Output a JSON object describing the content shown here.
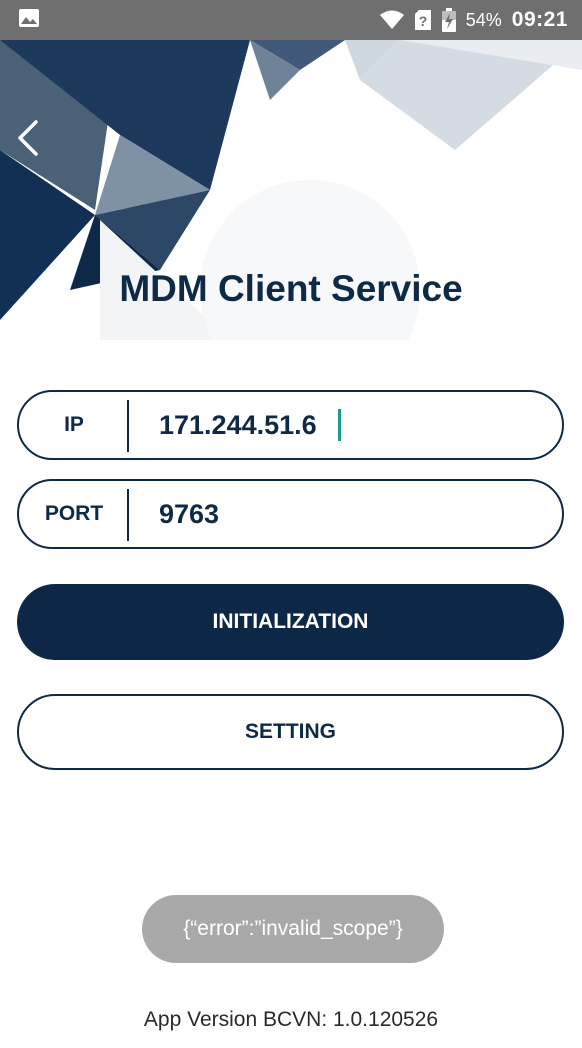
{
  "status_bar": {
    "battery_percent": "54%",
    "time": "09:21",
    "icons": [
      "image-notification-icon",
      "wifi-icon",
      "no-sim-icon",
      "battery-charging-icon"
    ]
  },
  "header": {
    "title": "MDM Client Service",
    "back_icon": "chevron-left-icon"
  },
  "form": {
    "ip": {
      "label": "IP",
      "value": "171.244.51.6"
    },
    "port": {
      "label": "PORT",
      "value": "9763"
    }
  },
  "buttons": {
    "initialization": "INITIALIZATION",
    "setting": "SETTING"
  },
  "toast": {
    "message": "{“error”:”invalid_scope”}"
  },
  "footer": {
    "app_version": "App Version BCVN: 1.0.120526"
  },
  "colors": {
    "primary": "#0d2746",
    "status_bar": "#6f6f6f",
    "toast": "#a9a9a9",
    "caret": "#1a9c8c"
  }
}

--- --- ---

- PROBLEM TO WORK ON:
All of the material above needs to be restated exactly, with no pictures.

- WRITTEN ANSWER:
Output a JSON object describing the content shown here.
{
  "status_bar": {
    "battery_percent": "54%",
    "time": "09:21",
    "icons": [
      "image-notification-icon",
      "wifi-icon",
      "no-sim-icon",
      "battery-charging-icon"
    ]
  },
  "header": {
    "title": "MDM Client Service",
    "back_icon": "chevron-left-icon"
  },
  "form": {
    "ip": {
      "label": "IP",
      "value": "171.244.51.6"
    },
    "port": {
      "label": "PORT",
      "value": "9763"
    }
  },
  "buttons": {
    "initialization": "INITIALIZATION",
    "setting": "SETTING"
  },
  "toast": {
    "message": "{“error”:”invalid_scope”}"
  },
  "footer": {
    "app_version": "App Version BCVN: 1.0.120526"
  },
  "colors": {
    "primary": "#0d2746",
    "status_bar": "#6f6f6f",
    "toast": "#a9a9a9",
    "caret": "#1a9c8c"
  }
}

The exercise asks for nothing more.